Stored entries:
Begin
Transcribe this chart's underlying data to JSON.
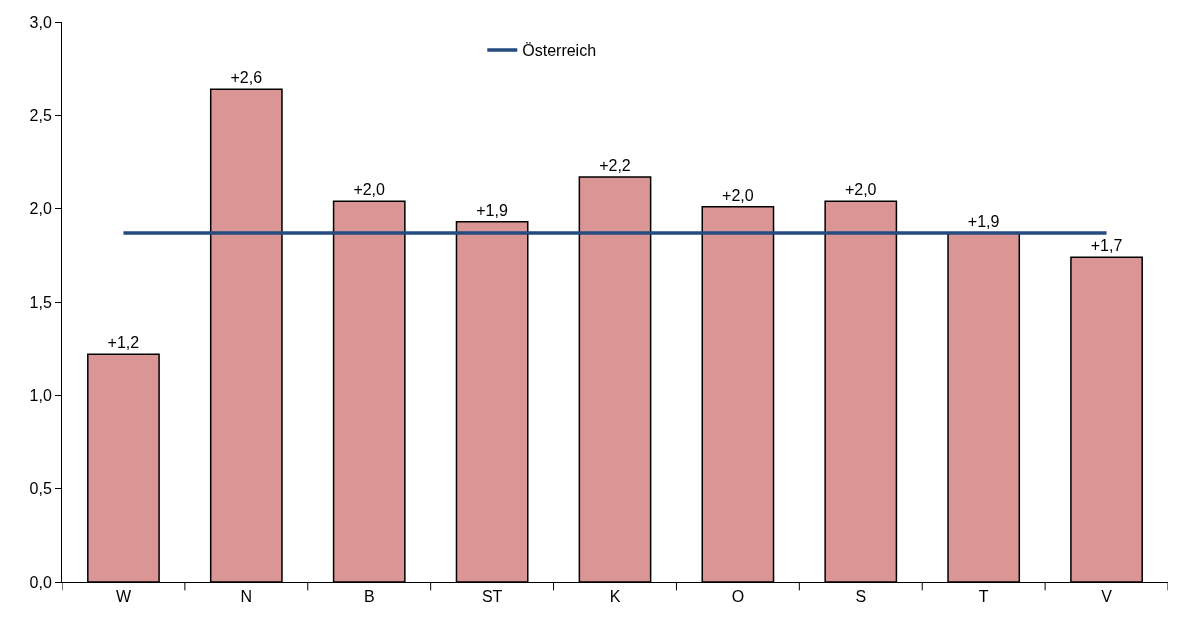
{
  "chart_data": {
    "type": "bar",
    "categories": [
      "W",
      "N",
      "B",
      "ST",
      "K",
      "O",
      "S",
      "T",
      "V"
    ],
    "series": [
      {
        "color": "#d99694",
        "values": [
          1.22,
          2.64,
          2.04,
          1.93,
          2.17,
          2.01,
          2.04,
          1.87,
          1.74
        ],
        "value_labels": [
          "+1,2",
          "+2,6",
          "+2,0",
          "+1,9",
          "+2,2",
          "+2,0",
          "+2,0",
          "+1,9",
          "+1,7"
        ]
      },
      {
        "type": "line",
        "name": "Österreich",
        "color": "#264b7f",
        "values": [
          1.87,
          1.87,
          1.87,
          1.87,
          1.87,
          1.87,
          1.87,
          1.87,
          1.87
        ]
      }
    ],
    "ylim": [
      0,
      3
    ],
    "yticks": [
      {
        "value": 0,
        "label": "0,0"
      },
      {
        "value": 0.5,
        "label": "0,5"
      },
      {
        "value": 1,
        "label": "1,0"
      },
      {
        "value": 1.5,
        "label": "1,5"
      },
      {
        "value": 2,
        "label": "2,0"
      },
      {
        "value": 2.5,
        "label": "2,5"
      },
      {
        "value": 3,
        "label": "3,0"
      }
    ],
    "grid": false,
    "legend": "top",
    "marker": "none",
    "line_style": "solid"
  }
}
End
:: WHAT IS EXPECTED ::
The records above are to be reproduced exactly; the pictures are to be left out.

:: CORRECT RESPONSE ::
Transcribe this chart's underlying data to JSON.
{
  "chart_data": {
    "type": "bar",
    "categories": [
      "W",
      "N",
      "B",
      "ST",
      "K",
      "O",
      "S",
      "T",
      "V"
    ],
    "series": [
      {
        "color": "#d99694",
        "values": [
          1.22,
          2.64,
          2.04,
          1.93,
          2.17,
          2.01,
          2.04,
          1.87,
          1.74
        ],
        "value_labels": [
          "+1,2",
          "+2,6",
          "+2,0",
          "+1,9",
          "+2,2",
          "+2,0",
          "+2,0",
          "+1,9",
          "+1,7"
        ]
      },
      {
        "type": "line",
        "name": "Österreich",
        "color": "#264b7f",
        "values": [
          1.87,
          1.87,
          1.87,
          1.87,
          1.87,
          1.87,
          1.87,
          1.87,
          1.87
        ]
      }
    ],
    "ylim": [
      0,
      3
    ],
    "yticks": [
      {
        "value": 0,
        "label": "0,0"
      },
      {
        "value": 0.5,
        "label": "0,5"
      },
      {
        "value": 1,
        "label": "1,0"
      },
      {
        "value": 1.5,
        "label": "1,5"
      },
      {
        "value": 2,
        "label": "2,0"
      },
      {
        "value": 2.5,
        "label": "2,5"
      },
      {
        "value": 3,
        "label": "3,0"
      }
    ],
    "grid": false,
    "legend": "top",
    "marker": "none",
    "line_style": "solid"
  }
}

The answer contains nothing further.